**Exercise:**
Look through the material below. Copy every line with the string "Reichskanzler" in it.

─── Data in this exercise

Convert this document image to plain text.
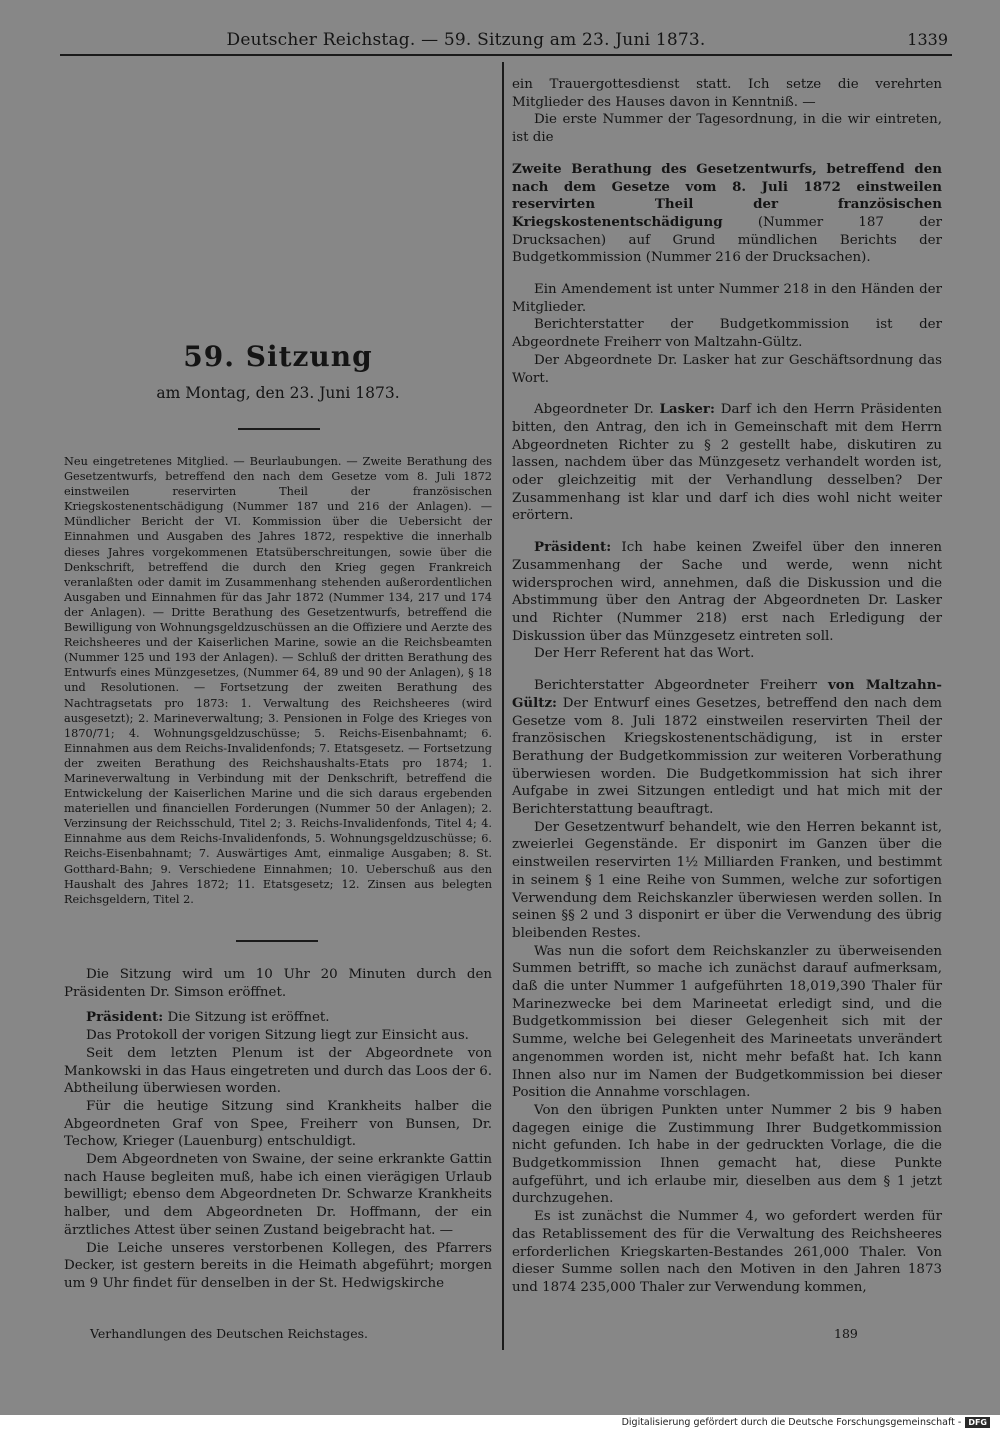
Deutscher Reichstag. — 59. Sitzung am 23. Juni 1873.	1339
59. Sitzung
am Montag, den 23. Juni 1873.

Neu eingetretenes Mitglied. — Beurlaubungen. — Zweite Berathung des Gesetzentwurfs, betreffend den nach dem Gesetze vom 8. Juli 1872 einstweilen reservirten Theil der französischen Kriegskostenentschädigung (Nummer 187 und 216 der Anlagen). — Mündlicher Bericht der VI. Kommission über die Uebersicht der Einnahmen und Ausgaben des Jahres 1872, respektive die innerhalb dieses Jahres vorgekommenen Etatsüberschreitungen, sowie über die Denkschrift, betreffend die durch den Krieg gegen Frankreich veranlaßten oder damit im Zusammenhang stehenden außerordentlichen Ausgaben und Einnahmen für das Jahr 1872 (Nummer 134, 217 und 174 der Anlagen). — Dritte Berathung des Gesetzentwurfs, betreffend die Bewilligung von Wohnungsgeldzuschüssen an die Offiziere und Aerzte des Reichsheeres und der Kaiserlichen Marine, sowie an die Reichsbeamten (Nummer 125 und 193 der Anlagen). — Schluß der dritten Berathung des Entwurfs eines Münzgesetzes, (Nummer 64, 89 und 90 der Anlagen), § 18 und Resolutionen. — Fortsetzung der zweiten Berathung des Nachtragsetats pro 1873: 1. Verwaltung des Reichsheeres (wird ausgesetzt); 2. Marineverwaltung; 3. Pensionen in Folge des Krieges von 1870/71; 4. Wohnungsgeldzuschüsse; 5. Reichs-Eisenbahnamt; 6. Einnahmen aus dem Reichs-Invalidenfonds; 7. Etatsgesetz. — Fortsetzung der zweiten Berathung des Reichshaushalts-Etats pro 1874; 1. Marineverwaltung in Verbindung mit der Denkschrift, betreffend die Entwickelung der Kaiserlichen Marine und die sich daraus ergebenden materiellen und financiellen Forderungen (Nummer 50 der Anlagen); 2. Verzinsung der Reichsschuld, Titel 2; 3. Reichs-Invalidenfonds, Titel 4; 4. Einnahme aus dem Reichs-Invalidenfonds, 5. Wohnungsgeldzuschüsse; 6. Reichs-Eisenbahnamt; 7. Auswärtiges Amt, einmalige Ausgaben; 8. St. Gotthard-Bahn; 9. Verschiedene Einnahmen; 10. Ueberschuß aus den Haushalt des Jahres 1872; 11. Etatsgesetz; 12. Zinsen aus belegten Reichsgeldern, Titel 2.

Die Sitzung wird um 10 Uhr 20 Minuten durch den Präsidenten Dr. Simson eröffnet.

Präsident: Die Sitzung ist eröffnet.

Das Protokoll der vorigen Sitzung liegt zur Einsicht aus.

Seit dem letzten Plenum ist der Abgeordnete von Mankowski in das Haus eingetreten und durch das Loos der 6. Abtheilung überwiesen worden.

Für die heutige Sitzung sind Krankheits halber die Abgeordneten Graf von Spee, Freiherr von Bunsen, Dr. Techow, Krieger (Lauenburg) entschuldigt.

Dem Abgeordneten von Swaine, der seine erkrankte Gattin nach Hause begleiten muß, habe ich einen vierägigen Urlaub bewilligt; ebenso dem Abgeordneten Dr. Schwarze Krankheits halber, und dem Abgeordneten Dr. Hoffmann, der ein ärztliches Attest über seinen Zustand beigebracht hat. —

Die Leiche unseres verstorbenen Kollegen, des Pfarrers Decker, ist gestern bereits in die Heimath abgeführt; morgen um 9 Uhr findet für denselben in der St. Hedwigskirche

ein Trauergottesdienst statt. Ich setze die verehrten Mitglieder des Hauses davon in Kenntniß. —

Die erste Nummer der Tagesordnung, in die wir eintreten, ist die

Zweite Berathung des Gesetzentwurfs, betreffend den nach dem Gesetze vom 8. Juli 1872 einstweilen reservirten Theil der französischen Kriegskostenentschädigung (Nummer 187 der Drucksachen) auf Grund mündlichen Berichts der Budgetkommission (Nummer 216 der Drucksachen).

Ein Amendement ist unter Nummer 218 in den Händen der Mitglieder.

Berichterstatter der Budgetkommission ist der Abgeordnete Freiherr von Maltzahn-Gültz.

Der Abgeordnete Dr. Lasker hat zur Geschäftsordnung das Wort.

Abgeordneter Dr. Lasker: Darf ich den Herrn Präsidenten bitten, den Antrag, den ich in Gemeinschaft mit dem Herrn Abgeordneten Richter zu § 2 gestellt habe, diskutiren zu lassen, nachdem über das Münzgesetz verhandelt worden ist, oder gleichzeitig mit der Verhandlung desselben? Der Zusammenhang ist klar und darf ich dies wohl nicht weiter erörtern.

Präsident: Ich habe keinen Zweifel über den inneren Zusammenhang der Sache und werde, wenn nicht widersprochen wird, annehmen, daß die Diskussion und die Abstimmung über den Antrag der Abgeordneten Dr. Lasker und Richter (Nummer 218) erst nach Erledigung der Diskussion über das Münzgesetz eintreten soll.

Der Herr Referent hat das Wort.

Berichterstatter Abgeordneter Freiherr von Maltzahn-Gültz: Der Entwurf eines Gesetzes, betreffend den nach dem Gesetze vom 8. Juli 1872 einstweilen reservirten Theil der französischen Kriegskostenentschädigung, ist in erster Berathung der Budgetkommission zur weiteren Vorberathung überwiesen worden. Die Budgetkommission hat sich ihrer Aufgabe in zwei Sitzungen entledigt und hat mich mit der Berichterstattung beauftragt.

Der Gesetzentwurf behandelt, wie den Herren bekannt ist, zweierlei Gegenstände. Er disponirt im Ganzen über die einstweilen reservirten 1½ Milliarden Franken, und bestimmt in seinem § 1 eine Reihe von Summen, welche zur sofortigen Verwendung dem Reichskanzler überwiesen werden sollen. In seinen §§ 2 und 3 disponirt er über die Verwendung des übrig bleibenden Restes.

Was nun die sofort dem Reichskanzler zu überweisenden Summen betrifft, so mache ich zunächst darauf aufmerksam, daß die unter Nummer 1 aufgeführten 18,019,390 Thaler für Marinezwecke bei dem Marineetat erledigt sind, und die Budgetkommission bei dieser Gelegenheit sich mit der Summe, welche bei Gelegenheit des Marineetats unverändert angenommen worden ist, nicht mehr befaßt hat. Ich kann Ihnen also nur im Namen der Budgetkommission bei dieser Position die Annahme vorschlagen.

Von den übrigen Punkten unter Nummer 2 bis 9 haben dagegen einige die Zustimmung Ihrer Budgetkommission nicht gefunden. Ich habe in der gedruckten Vorlage, die die Budgetkommission Ihnen gemacht hat, diese Punkte aufgeführt, und ich erlaube mir, dieselben aus dem § 1 jetzt durchzugehen.

Es ist zunächst die Nummer 4, wo gefordert werden für das Retablissement des für die Verwaltung des Reichsheeres erforderlichen Kriegskarten-Bestandes 261,000 Thaler. Von dieser Summe sollen nach den Motiven in den Jahren 1873 und 1874 235,000 Thaler zur Verwendung kommen,

Verhandlungen des Deutschen Reichstages.	189
Digitalisierung gefördert durch die Deutsche Forschungsgemeinschaft - DFG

──────

**Response for this exercise:**
Der Gesetzentwurf behandelt, wie den Herren bekannt ist, zweierlei Gegenstände. Er disponirt im Ganzen über die einstweilen reservirten 1½ Milliarden Franken, und bestimmt in seinem § 1 eine Reihe von Summen, welche zur sofortigen Verwendung dem Reichskanzler überwiesen werden sollen. In seinen §§ 2 und 3 disponirt er über die Verwendung des übrig bleibenden Restes.
Was nun die sofort dem Reichskanzler zu überweisenden Summen betrifft, so mache ich zunächst darauf aufmerksam, daß die unter Nummer 1 aufgeführten 18,019,390 Thaler für Marinezwecke bei dem Marineetat erledigt sind, und die Budgetkommission bei dieser Gelegenheit sich mit der Summe, welche bei Gelegenheit des Marineetats unverändert angenommen worden ist, nicht mehr befaßt hat. Ich kann Ihnen also nur im Namen der Budgetkommission bei dieser Position die Annahme vorschlagen.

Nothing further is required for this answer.